[Records contained in a dataset]
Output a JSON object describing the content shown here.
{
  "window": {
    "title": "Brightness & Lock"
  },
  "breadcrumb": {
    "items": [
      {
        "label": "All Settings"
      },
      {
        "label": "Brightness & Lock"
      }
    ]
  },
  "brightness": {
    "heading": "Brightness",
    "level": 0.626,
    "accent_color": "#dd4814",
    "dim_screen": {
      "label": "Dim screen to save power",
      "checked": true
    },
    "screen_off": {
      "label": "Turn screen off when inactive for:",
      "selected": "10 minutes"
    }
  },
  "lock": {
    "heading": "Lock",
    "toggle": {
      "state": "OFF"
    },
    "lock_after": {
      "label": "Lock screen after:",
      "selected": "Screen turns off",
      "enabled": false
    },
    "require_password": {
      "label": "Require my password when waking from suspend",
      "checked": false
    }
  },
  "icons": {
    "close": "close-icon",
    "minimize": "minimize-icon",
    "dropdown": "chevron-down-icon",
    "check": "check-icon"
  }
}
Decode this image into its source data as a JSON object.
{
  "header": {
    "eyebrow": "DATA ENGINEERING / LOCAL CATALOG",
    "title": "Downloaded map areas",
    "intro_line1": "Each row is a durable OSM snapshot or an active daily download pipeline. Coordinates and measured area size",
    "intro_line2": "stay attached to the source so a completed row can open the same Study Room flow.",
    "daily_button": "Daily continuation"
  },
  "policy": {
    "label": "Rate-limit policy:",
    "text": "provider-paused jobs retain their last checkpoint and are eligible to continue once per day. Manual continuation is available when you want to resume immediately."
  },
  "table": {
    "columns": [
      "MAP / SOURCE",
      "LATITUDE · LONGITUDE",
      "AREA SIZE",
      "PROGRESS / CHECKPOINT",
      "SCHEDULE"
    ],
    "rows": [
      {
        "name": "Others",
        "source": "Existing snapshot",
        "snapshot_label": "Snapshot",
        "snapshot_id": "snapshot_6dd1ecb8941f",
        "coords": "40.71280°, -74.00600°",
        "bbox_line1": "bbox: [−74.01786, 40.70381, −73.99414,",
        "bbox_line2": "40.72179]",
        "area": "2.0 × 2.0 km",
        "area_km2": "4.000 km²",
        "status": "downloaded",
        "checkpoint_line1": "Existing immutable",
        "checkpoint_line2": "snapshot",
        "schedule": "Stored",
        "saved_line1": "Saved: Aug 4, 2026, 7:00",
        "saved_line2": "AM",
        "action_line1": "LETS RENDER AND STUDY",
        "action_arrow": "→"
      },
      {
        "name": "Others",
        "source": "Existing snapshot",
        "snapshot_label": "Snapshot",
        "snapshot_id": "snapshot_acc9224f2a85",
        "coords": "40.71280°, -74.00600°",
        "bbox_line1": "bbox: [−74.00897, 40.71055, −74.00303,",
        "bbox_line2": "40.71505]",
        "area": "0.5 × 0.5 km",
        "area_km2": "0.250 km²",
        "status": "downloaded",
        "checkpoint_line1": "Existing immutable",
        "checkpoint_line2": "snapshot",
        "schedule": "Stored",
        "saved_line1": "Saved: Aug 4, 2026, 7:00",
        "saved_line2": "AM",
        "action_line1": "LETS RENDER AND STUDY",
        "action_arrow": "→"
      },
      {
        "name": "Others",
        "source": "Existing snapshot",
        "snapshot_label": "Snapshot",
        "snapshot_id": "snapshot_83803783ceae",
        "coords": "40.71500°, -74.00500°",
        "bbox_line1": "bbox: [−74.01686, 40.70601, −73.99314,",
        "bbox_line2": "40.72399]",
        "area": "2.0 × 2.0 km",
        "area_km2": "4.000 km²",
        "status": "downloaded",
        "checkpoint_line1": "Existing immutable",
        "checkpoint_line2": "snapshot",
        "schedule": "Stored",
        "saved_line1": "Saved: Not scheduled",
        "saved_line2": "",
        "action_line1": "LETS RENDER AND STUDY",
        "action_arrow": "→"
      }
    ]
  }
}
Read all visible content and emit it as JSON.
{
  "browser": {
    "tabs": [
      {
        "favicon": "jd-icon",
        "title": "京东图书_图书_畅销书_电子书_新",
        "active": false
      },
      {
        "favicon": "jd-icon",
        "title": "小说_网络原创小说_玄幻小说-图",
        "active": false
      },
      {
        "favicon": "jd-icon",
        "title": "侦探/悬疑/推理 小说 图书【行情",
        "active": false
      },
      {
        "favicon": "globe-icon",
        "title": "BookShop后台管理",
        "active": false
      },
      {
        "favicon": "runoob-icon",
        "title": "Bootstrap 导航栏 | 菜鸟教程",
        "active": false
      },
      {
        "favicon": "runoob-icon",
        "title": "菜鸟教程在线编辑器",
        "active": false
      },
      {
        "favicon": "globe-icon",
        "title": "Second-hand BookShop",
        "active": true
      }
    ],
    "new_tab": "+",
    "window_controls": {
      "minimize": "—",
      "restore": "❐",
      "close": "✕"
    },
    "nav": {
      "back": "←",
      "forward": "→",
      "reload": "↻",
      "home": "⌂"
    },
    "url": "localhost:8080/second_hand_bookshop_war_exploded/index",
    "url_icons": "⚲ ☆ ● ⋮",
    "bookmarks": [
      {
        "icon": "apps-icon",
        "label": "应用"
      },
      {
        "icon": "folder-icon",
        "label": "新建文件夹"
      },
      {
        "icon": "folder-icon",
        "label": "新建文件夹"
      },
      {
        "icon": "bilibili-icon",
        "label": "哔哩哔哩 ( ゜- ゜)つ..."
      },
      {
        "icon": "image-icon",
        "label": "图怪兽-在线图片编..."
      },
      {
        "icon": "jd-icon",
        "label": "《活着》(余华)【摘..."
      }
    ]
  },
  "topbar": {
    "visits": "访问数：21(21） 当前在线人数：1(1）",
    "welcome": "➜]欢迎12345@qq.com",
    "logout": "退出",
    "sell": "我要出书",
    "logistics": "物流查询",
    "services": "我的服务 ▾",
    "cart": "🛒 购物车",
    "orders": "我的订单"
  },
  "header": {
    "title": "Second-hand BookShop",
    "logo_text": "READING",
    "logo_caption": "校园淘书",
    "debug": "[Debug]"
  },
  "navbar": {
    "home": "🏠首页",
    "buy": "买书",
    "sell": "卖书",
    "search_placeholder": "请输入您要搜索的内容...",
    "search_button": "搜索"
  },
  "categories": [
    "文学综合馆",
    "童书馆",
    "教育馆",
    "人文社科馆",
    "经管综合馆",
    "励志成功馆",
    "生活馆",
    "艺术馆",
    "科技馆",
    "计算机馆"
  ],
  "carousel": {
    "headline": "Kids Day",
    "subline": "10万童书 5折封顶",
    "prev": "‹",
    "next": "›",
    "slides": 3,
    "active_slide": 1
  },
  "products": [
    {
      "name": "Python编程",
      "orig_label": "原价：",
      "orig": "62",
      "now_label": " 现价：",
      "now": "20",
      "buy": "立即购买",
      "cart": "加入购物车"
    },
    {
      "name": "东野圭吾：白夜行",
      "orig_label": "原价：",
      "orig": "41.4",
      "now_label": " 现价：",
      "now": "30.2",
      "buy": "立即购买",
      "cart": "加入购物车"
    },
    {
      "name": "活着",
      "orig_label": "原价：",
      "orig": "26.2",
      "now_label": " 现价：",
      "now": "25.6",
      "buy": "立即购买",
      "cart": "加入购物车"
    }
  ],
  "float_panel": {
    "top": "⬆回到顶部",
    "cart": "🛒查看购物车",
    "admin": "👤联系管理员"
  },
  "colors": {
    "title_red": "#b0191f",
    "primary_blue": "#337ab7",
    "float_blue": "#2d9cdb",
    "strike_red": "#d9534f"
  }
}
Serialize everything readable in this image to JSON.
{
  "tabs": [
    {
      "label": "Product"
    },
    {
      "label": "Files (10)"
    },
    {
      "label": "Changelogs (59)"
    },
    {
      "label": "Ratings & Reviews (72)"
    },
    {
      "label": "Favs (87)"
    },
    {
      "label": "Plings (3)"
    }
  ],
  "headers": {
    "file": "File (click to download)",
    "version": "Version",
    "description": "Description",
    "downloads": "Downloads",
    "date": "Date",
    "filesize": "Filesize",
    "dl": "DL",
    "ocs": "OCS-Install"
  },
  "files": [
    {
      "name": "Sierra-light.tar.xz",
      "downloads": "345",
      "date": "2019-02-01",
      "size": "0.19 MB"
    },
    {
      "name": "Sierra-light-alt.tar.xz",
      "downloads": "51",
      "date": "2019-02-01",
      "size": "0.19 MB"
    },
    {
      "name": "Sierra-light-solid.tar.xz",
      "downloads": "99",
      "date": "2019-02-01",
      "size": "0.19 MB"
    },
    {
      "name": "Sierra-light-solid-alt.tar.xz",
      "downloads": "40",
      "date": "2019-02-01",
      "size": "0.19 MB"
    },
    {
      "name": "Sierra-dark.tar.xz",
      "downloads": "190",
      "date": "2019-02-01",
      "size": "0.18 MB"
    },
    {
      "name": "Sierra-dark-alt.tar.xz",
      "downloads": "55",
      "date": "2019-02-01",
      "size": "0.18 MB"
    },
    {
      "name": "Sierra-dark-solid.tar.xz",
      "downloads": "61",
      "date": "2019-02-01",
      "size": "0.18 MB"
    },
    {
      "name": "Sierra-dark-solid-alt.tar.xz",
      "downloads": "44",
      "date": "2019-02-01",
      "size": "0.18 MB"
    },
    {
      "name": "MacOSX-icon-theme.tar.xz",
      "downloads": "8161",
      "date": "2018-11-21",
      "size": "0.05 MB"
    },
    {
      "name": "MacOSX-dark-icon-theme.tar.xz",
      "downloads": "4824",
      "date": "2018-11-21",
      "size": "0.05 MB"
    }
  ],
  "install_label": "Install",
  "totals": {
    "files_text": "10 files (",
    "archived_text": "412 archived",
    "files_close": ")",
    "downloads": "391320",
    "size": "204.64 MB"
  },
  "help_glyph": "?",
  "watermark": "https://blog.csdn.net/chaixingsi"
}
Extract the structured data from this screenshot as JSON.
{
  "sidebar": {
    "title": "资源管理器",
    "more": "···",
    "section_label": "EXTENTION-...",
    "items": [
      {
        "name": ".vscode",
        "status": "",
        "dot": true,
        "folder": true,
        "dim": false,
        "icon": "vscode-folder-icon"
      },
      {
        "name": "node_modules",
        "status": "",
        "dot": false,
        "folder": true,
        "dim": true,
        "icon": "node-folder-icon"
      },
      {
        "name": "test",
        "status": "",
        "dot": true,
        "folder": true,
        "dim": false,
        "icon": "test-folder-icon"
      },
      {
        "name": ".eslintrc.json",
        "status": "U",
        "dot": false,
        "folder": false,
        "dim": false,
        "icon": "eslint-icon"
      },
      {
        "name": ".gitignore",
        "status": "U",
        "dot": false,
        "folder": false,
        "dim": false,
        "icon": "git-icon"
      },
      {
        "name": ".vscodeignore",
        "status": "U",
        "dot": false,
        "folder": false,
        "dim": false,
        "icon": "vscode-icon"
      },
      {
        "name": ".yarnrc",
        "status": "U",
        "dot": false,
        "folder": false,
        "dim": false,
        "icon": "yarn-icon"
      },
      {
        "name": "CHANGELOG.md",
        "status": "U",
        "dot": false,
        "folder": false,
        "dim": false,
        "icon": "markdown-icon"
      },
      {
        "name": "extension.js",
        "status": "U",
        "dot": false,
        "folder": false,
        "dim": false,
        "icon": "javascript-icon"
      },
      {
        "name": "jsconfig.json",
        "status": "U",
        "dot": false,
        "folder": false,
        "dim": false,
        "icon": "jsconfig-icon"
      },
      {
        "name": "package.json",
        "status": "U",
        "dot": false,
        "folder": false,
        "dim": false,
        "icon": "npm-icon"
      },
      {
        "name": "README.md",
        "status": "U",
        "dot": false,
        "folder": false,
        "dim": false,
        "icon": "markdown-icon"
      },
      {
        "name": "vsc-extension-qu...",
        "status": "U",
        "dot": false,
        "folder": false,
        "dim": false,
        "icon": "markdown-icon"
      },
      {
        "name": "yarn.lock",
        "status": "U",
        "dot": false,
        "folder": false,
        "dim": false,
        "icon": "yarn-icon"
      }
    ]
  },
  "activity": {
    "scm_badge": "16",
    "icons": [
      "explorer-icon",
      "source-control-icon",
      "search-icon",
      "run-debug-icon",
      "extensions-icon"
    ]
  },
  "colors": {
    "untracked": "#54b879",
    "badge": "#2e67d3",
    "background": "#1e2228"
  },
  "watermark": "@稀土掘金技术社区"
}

▶ Work to be completed
For this exercise, gather every line of the data that contains the word "image".

▶ Response to this task
Decode this image into its source data as a JSON object.
        "icon": "image-icon",
Serialize everything readable in this image to JSON.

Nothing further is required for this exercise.